▶ Stated exercise
In the data, extract each line that holds the string "title".

+===+

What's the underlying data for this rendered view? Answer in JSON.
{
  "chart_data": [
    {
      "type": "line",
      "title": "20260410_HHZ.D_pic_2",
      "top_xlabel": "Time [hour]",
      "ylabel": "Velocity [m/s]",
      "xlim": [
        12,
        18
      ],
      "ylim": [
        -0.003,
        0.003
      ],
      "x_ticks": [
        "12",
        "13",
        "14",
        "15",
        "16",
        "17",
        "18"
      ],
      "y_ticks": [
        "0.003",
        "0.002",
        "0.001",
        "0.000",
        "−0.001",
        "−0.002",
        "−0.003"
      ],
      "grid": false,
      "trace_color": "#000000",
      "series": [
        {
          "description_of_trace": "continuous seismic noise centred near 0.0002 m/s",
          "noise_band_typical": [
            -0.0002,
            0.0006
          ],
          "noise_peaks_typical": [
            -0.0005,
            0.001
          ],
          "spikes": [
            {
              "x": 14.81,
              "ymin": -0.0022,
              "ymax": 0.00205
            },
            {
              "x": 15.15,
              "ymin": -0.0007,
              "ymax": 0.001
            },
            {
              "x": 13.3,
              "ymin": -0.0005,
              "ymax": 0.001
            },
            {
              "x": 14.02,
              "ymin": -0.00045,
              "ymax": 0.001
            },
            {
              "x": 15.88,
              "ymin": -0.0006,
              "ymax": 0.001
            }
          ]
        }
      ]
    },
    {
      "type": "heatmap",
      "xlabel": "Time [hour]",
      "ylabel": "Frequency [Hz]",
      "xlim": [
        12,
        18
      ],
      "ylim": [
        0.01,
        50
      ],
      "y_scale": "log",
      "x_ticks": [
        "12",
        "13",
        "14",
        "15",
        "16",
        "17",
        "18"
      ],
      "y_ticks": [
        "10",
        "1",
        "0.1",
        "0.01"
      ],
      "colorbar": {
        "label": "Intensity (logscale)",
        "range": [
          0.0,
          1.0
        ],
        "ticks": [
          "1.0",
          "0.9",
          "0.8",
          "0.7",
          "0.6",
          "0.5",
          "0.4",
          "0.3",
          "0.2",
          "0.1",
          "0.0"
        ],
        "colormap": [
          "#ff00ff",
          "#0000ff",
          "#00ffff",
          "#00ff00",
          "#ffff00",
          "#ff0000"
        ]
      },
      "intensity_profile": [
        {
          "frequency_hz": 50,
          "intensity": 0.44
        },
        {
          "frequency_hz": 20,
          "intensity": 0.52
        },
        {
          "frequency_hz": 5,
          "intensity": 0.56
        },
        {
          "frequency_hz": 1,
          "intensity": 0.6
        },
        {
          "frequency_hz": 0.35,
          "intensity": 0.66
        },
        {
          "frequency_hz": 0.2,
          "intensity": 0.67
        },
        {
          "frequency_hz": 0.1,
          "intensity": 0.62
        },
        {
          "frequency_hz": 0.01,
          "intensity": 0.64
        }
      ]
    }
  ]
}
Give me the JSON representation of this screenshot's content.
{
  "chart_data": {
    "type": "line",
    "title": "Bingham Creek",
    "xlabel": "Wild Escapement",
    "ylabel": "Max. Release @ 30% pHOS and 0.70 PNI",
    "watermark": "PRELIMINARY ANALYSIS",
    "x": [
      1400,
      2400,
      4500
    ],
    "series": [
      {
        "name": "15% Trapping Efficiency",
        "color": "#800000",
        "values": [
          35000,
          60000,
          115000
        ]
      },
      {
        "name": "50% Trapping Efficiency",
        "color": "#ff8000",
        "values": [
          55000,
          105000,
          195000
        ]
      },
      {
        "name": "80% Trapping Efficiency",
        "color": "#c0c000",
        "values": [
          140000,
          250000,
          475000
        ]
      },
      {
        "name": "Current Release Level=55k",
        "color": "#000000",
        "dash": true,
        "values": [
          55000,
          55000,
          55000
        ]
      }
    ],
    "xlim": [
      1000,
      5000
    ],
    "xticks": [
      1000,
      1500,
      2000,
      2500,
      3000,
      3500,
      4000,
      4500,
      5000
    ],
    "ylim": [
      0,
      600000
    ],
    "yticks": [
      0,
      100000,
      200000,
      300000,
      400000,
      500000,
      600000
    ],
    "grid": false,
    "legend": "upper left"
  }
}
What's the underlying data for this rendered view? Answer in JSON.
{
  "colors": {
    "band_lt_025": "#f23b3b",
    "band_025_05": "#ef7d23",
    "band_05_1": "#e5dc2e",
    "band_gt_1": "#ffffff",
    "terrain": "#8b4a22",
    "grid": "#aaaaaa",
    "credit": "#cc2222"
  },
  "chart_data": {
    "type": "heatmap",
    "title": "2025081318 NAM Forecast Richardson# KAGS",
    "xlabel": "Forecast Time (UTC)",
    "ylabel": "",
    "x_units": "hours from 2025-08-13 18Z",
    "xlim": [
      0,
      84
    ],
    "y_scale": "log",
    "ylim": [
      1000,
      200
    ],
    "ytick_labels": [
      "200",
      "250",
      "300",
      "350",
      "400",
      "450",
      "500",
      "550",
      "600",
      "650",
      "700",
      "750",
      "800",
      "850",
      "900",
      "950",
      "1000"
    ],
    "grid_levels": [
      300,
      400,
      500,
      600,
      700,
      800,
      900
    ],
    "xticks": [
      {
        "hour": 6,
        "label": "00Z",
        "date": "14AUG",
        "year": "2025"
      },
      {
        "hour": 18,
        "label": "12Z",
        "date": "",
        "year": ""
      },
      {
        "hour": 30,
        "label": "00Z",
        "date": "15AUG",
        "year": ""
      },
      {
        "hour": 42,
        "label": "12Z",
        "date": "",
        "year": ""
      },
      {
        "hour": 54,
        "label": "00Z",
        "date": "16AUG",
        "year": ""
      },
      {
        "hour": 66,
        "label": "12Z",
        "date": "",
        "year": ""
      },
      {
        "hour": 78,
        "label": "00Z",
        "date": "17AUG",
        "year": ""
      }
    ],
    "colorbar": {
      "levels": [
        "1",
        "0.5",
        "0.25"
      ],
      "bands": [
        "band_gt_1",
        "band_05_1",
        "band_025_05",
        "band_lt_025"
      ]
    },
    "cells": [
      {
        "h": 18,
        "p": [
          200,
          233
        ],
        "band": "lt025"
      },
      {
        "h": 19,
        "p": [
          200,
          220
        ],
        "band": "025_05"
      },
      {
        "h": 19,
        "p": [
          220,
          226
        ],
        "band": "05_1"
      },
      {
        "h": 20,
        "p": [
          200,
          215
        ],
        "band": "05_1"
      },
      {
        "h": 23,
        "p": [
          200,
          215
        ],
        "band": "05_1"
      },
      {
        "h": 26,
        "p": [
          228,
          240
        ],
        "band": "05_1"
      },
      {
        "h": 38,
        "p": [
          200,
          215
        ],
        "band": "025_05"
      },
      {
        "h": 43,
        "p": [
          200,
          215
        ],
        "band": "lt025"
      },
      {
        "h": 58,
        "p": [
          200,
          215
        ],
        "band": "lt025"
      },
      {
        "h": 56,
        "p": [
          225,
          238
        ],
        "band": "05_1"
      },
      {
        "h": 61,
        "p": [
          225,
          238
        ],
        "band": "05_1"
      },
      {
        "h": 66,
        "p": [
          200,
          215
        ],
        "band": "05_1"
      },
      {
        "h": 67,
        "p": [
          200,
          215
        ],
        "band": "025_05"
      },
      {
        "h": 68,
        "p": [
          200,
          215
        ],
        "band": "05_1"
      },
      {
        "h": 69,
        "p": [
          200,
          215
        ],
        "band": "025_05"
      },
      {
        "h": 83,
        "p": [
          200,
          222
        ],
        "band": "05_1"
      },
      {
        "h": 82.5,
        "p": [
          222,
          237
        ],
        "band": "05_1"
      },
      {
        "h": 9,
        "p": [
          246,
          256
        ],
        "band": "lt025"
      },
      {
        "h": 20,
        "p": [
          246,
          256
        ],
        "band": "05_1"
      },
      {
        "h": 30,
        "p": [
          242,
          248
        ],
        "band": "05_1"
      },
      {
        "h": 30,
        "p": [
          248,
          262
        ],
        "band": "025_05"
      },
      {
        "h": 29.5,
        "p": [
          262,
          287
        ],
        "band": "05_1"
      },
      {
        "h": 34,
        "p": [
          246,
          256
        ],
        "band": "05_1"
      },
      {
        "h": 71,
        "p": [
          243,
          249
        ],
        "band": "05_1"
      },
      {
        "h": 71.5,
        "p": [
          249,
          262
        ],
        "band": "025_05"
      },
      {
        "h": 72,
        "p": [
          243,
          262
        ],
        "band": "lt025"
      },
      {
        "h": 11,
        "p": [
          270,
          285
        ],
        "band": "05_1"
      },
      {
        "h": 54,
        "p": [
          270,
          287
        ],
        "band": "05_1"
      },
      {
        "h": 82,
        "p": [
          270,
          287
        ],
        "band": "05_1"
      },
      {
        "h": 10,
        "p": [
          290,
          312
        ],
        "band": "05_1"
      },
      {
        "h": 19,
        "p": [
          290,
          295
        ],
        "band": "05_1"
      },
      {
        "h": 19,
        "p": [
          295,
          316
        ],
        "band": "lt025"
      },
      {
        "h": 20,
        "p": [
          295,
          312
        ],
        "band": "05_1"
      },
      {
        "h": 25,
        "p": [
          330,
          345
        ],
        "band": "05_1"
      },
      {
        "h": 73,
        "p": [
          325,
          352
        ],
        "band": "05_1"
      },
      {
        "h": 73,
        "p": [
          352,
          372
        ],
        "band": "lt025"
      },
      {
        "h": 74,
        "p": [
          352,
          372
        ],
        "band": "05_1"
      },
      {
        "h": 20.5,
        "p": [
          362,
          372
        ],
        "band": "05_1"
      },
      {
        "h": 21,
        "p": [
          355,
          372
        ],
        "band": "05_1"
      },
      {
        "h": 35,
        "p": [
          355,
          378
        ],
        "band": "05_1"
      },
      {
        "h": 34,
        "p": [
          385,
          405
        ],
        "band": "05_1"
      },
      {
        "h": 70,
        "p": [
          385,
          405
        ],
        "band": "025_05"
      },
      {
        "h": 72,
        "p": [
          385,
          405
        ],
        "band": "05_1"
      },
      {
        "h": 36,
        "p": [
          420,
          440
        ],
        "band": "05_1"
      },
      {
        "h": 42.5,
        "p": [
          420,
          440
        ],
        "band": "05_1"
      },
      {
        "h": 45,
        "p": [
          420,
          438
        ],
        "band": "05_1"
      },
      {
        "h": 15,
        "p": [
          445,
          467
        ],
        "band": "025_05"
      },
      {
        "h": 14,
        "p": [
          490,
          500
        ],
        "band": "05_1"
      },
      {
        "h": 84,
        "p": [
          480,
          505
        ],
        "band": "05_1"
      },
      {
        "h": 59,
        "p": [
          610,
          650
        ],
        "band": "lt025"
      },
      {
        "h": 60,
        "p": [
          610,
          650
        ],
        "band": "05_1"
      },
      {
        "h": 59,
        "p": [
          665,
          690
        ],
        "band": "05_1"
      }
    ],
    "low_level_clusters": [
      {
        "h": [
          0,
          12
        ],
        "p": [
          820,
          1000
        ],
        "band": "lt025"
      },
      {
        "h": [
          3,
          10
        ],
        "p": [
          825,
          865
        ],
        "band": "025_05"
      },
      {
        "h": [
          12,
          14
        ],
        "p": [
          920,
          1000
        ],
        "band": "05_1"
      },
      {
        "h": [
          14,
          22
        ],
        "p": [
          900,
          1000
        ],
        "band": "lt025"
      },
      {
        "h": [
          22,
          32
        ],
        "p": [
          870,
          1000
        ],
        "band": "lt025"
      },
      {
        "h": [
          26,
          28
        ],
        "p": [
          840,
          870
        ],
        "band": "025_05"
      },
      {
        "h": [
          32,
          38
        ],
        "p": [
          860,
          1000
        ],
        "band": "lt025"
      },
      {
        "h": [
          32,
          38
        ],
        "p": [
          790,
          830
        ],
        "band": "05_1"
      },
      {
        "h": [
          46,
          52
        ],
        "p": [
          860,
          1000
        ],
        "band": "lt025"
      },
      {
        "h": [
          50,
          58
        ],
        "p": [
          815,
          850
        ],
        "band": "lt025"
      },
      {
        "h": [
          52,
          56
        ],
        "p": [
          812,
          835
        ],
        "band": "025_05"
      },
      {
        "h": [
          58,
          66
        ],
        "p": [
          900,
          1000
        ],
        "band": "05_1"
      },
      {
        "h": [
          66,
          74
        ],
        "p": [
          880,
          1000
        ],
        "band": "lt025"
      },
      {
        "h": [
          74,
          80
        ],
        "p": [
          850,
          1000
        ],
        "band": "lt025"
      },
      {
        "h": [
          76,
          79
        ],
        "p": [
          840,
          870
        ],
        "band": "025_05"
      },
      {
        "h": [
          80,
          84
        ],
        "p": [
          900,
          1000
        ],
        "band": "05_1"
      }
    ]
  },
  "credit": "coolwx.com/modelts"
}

+===+

▶ Answer for the task
      "title": "20260410_HHZ.D_pic_2",
    "title": "Bingham Creek",
    "title": "2025081318 NAM Forecast Richardson# KAGS",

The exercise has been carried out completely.